_EXERCISE BRIEF_
Every line below should be repeated exactly.

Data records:
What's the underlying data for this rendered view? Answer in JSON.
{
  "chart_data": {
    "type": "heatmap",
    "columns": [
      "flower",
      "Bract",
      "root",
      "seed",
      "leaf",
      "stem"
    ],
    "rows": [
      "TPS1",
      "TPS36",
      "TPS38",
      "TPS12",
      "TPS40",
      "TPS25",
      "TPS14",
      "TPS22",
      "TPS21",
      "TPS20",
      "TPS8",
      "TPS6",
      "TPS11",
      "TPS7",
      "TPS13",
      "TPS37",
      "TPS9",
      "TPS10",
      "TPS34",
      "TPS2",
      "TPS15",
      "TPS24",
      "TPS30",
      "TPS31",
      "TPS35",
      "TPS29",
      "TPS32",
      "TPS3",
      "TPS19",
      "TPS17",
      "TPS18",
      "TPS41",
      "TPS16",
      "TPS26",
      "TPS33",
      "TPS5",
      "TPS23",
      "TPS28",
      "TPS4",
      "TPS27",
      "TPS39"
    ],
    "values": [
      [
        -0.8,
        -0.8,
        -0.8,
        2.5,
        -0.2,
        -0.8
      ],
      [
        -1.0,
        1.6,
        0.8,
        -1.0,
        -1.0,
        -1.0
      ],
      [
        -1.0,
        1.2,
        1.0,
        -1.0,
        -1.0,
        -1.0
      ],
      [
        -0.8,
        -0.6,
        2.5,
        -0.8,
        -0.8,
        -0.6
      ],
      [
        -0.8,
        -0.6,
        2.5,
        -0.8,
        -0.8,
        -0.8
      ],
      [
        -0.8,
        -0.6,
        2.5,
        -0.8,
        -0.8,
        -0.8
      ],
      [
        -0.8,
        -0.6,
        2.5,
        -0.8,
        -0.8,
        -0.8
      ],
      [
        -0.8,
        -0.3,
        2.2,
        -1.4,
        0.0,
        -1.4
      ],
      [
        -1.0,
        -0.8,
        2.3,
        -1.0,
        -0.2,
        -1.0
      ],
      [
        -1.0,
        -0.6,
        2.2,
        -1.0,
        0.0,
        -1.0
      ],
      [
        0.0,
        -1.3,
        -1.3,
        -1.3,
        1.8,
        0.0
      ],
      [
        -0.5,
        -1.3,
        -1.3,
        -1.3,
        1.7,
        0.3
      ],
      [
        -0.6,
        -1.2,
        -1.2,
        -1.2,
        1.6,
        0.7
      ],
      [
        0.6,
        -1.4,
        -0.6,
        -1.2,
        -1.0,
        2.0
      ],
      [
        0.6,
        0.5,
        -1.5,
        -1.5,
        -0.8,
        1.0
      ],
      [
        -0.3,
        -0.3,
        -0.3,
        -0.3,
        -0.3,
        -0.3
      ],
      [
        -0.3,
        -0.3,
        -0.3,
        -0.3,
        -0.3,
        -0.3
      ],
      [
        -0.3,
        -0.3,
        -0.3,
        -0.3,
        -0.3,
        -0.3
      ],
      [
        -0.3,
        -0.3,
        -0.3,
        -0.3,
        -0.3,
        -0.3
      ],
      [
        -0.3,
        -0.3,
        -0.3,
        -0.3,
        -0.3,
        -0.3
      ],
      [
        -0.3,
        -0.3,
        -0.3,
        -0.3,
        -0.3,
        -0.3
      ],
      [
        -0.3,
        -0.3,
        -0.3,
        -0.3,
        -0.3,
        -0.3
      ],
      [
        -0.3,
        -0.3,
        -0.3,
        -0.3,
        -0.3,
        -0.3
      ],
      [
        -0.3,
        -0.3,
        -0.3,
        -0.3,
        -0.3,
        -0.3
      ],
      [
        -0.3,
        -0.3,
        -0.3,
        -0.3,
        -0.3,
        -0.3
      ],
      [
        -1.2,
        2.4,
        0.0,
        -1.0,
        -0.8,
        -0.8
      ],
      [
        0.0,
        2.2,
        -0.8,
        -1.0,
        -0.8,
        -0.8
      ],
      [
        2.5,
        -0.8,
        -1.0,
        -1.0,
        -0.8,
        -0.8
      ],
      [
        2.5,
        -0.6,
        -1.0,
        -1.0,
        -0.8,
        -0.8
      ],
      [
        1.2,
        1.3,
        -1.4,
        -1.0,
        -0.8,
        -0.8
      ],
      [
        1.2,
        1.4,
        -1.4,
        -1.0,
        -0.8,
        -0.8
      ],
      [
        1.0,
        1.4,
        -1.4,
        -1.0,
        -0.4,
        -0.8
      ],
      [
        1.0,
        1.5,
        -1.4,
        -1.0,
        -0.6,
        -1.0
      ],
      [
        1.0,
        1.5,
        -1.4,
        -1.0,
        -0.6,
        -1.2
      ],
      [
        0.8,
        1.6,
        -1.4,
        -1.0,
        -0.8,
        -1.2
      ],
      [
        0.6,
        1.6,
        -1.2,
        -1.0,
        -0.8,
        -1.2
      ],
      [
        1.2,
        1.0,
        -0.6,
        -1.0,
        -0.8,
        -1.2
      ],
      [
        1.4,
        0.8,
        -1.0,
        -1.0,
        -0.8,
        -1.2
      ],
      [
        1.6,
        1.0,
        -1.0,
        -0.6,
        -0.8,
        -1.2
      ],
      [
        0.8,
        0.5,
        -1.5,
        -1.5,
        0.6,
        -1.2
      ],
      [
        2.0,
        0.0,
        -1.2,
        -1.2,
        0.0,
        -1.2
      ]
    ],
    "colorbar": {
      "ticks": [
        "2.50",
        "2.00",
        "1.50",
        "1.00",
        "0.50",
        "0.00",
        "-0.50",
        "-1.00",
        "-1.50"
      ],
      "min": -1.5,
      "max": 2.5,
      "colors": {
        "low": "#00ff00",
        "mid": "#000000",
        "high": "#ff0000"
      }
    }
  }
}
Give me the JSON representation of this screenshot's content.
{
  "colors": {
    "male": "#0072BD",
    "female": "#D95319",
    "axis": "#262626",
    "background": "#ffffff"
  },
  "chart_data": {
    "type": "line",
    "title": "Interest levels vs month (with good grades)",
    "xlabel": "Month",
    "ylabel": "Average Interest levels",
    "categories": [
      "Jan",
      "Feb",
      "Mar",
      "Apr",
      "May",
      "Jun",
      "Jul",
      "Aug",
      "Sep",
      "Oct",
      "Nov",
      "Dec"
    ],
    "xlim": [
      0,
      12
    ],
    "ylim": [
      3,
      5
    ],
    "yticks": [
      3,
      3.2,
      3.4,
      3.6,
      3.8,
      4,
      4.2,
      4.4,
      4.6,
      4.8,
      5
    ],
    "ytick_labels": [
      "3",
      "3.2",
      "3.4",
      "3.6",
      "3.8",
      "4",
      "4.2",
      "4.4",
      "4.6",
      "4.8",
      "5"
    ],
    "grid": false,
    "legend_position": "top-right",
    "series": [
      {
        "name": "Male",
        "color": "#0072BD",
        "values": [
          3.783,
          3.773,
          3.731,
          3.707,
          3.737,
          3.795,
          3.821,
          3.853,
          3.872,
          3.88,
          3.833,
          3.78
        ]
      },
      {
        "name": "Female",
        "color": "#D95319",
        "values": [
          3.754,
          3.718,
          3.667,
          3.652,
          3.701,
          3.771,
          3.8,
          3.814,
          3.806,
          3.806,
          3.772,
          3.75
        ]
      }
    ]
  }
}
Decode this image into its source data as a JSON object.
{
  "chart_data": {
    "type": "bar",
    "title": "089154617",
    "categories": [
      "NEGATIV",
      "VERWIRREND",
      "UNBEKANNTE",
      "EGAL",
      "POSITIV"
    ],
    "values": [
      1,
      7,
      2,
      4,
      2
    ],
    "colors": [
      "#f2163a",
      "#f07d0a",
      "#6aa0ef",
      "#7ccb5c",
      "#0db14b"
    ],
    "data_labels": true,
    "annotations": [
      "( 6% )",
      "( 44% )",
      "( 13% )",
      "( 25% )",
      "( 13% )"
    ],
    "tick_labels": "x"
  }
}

_THE ANSWER_
What's the underlying data for this rendered view? Answer in JSON.
{
  "chart_data": {
    "type": "heatmap",
    "columns": [
      "flower",
      "Bract",
      "root",
      "seed",
      "leaf",
      "stem"
    ],
    "rows": [
      "TPS1",
      "TPS36",
      "TPS38",
      "TPS12",
      "TPS40",
      "TPS25",
      "TPS14",
      "TPS22",
      "TPS21",
      "TPS20",
      "TPS8",
      "TPS6",
      "TPS11",
      "TPS7",
      "TPS13",
      "TPS37",
      "TPS9",
      "TPS10",
      "TPS34",
      "TPS2",
      "TPS15",
      "TPS24",
      "TPS30",
      "TPS31",
      "TPS35",
      "TPS29",
      "TPS32",
      "TPS3",
      "TPS19",
      "TPS17",
      "TPS18",
      "TPS41",
      "TPS16",
      "TPS26",
      "TPS33",
      "TPS5",
      "TPS23",
      "TPS28",
      "TPS4",
      "TPS27",
      "TPS39"
    ],
    "values": [
      [
        -0.8,
        -0.8,
        -0.8,
        2.5,
        -0.2,
        -0.8
      ],
      [
        -1.0,
        1.6,
        0.8,
        -1.0,
        -1.0,
        -1.0
      ],
      [
        -1.0,
        1.2,
        1.0,
        -1.0,
        -1.0,
        -1.0
      ],
      [
        -0.8,
        -0.6,
        2.5,
        -0.8,
        -0.8,
        -0.6
      ],
      [
        -0.8,
        -0.6,
        2.5,
        -0.8,
        -0.8,
        -0.8
      ],
      [
        -0.8,
        -0.6,
        2.5,
        -0.8,
        -0.8,
        -0.8
      ],
      [
        -0.8,
        -0.6,
        2.5,
        -0.8,
        -0.8,
        -0.8
      ],
      [
        -0.8,
        -0.3,
        2.2,
        -1.4,
        0.0,
        -1.4
      ],
      [
        -1.0,
        -0.8,
        2.3,
        -1.0,
        -0.2,
        -1.0
      ],
      [
        -1.0,
        -0.6,
        2.2,
        -1.0,
        0.0,
        -1.0
      ],
      [
        0.0,
        -1.3,
        -1.3,
        -1.3,
        1.8,
        0.0
      ],
      [
        -0.5,
        -1.3,
        -1.3,
        -1.3,
        1.7,
        0.3
      ],
      [
        -0.6,
        -1.2,
        -1.2,
        -1.2,
        1.6,
        0.7
      ],
      [
        0.6,
        -1.4,
        -0.6,
        -1.2,
        -1.0,
        2.0
      ],
      [
        0.6,
        0.5,
        -1.5,
        -1.5,
        -0.8,
        1.0
      ],
      [
        -0.3,
        -0.3,
        -0.3,
        -0.3,
        -0.3,
        -0.3
      ],
      [
        -0.3,
        -0.3,
        -0.3,
        -0.3,
        -0.3,
        -0.3
      ],
      [
        -0.3,
        -0.3,
        -0.3,
        -0.3,
        -0.3,
        -0.3
      ],
      [
        -0.3,
        -0.3,
        -0.3,
        -0.3,
        -0.3,
        -0.3
      ],
      [
        -0.3,
        -0.3,
        -0.3,
        -0.3,
        -0.3,
        -0.3
      ],
      [
        -0.3,
        -0.3,
        -0.3,
        -0.3,
        -0.3,
        -0.3
      ],
      [
        -0.3,
        -0.3,
        -0.3,
        -0.3,
        -0.3,
        -0.3
      ],
      [
        -0.3,
        -0.3,
        -0.3,
        -0.3,
        -0.3,
        -0.3
      ],
      [
        -0.3,
        -0.3,
        -0.3,
        -0.3,
        -0.3,
        -0.3
      ],
      [
        -0.3,
        -0.3,
        -0.3,
        -0.3,
        -0.3,
        -0.3
      ],
      [
        -1.2,
        2.4,
        0.0,
        -1.0,
        -0.8,
        -0.8
      ],
      [
        0.0,
        2.2,
        -0.8,
        -1.0,
        -0.8,
        -0.8
      ],
      [
        2.5,
        -0.8,
        -1.0,
        -1.0,
        -0.8,
        -0.8
      ],
      [
        2.5,
        -0.6,
        -1.0,
        -1.0,
        -0.8,
        -0.8
      ],
      [
        1.2,
        1.3,
        -1.4,
        -1.0,
        -0.8,
        -0.8
      ],
      [
        1.2,
        1.4,
        -1.4,
        -1.0,
        -0.8,
        -0.8
      ],
      [
        1.0,
        1.4,
        -1.4,
        -1.0,
        -0.4,
        -0.8
      ],
      [
        1.0,
        1.5,
        -1.4,
        -1.0,
        -0.6,
        -1.0
      ],
      [
        1.0,
        1.5,
        -1.4,
        -1.0,
        -0.6,
        -1.2
      ],
      [
        0.8,
        1.6,
        -1.4,
        -1.0,
        -0.8,
        -1.2
      ],
      [
        0.6,
        1.6,
        -1.2,
        -1.0,
        -0.8,
        -1.2
      ],
      [
        1.2,
        1.0,
        -0.6,
        -1.0,
        -0.8,
        -1.2
      ],
      [
        1.4,
        0.8,
        -1.0,
        -1.0,
        -0.8,
        -1.2
      ],
      [
        1.6,
        1.0,
        -1.0,
        -0.6,
        -0.8,
        -1.2
      ],
      [
        0.8,
        0.5,
        -1.5,
        -1.5,
        0.6,
        -1.2
      ],
      [
        2.0,
        0.0,
        -1.2,
        -1.2,
        0.0,
        -1.2
      ]
    ],
    "colorbar": {
      "ticks": [
        "2.50",
        "2.00",
        "1.50",
        "1.00",
        "0.50",
        "0.00",
        "-0.50",
        "-1.00",
        "-1.50"
      ],
      "min": -1.5,
      "max": 2.5,
      "colors": {
        "low": "#00ff00",
        "mid": "#000000",
        "high": "#ff0000"
      }
    }
  }
}
Give me the JSON representation of this screenshot's content.
{
  "colors": {
    "male": "#0072BD",
    "female": "#D95319",
    "axis": "#262626",
    "background": "#ffffff"
  },
  "chart_data": {
    "type": "line",
    "title": "Interest levels vs month (with good grades)",
    "xlabel": "Month",
    "ylabel": "Average Interest levels",
    "categories": [
      "Jan",
      "Feb",
      "Mar",
      "Apr",
      "May",
      "Jun",
      "Jul",
      "Aug",
      "Sep",
      "Oct",
      "Nov",
      "Dec"
    ],
    "xlim": [
      0,
      12
    ],
    "ylim": [
      3,
      5
    ],
    "yticks": [
      3,
      3.2,
      3.4,
      3.6,
      3.8,
      4,
      4.2,
      4.4,
      4.6,
      4.8,
      5
    ],
    "ytick_labels": [
      "3",
      "3.2",
      "3.4",
      "3.6",
      "3.8",
      "4",
      "4.2",
      "4.4",
      "4.6",
      "4.8",
      "5"
    ],
    "grid": false,
    "legend_position": "top-right",
    "series": [
      {
        "name": "Male",
        "color": "#0072BD",
        "values": [
          3.783,
          3.773,
          3.731,
          3.707,
          3.737,
          3.795,
          3.821,
          3.853,
          3.872,
          3.88,
          3.833,
          3.78
        ]
      },
      {
        "name": "Female",
        "color": "#D95319",
        "values": [
          3.754,
          3.718,
          3.667,
          3.652,
          3.701,
          3.771,
          3.8,
          3.814,
          3.806,
          3.806,
          3.772,
          3.75
        ]
      }
    ]
  }
}
Decode this image into its source data as a JSON object.
{
  "chart_data": {
    "type": "bar",
    "title": "089154617",
    "categories": [
      "NEGATIV",
      "VERWIRREND",
      "UNBEKANNTE",
      "EGAL",
      "POSITIV"
    ],
    "values": [
      1,
      7,
      2,
      4,
      2
    ],
    "colors": [
      "#f2163a",
      "#f07d0a",
      "#6aa0ef",
      "#7ccb5c",
      "#0db14b"
    ],
    "data_labels": true,
    "annotations": [
      "( 6% )",
      "( 44% )",
      "( 13% )",
      "( 25% )",
      "( 13% )"
    ],
    "tick_labels": "x"
  }
}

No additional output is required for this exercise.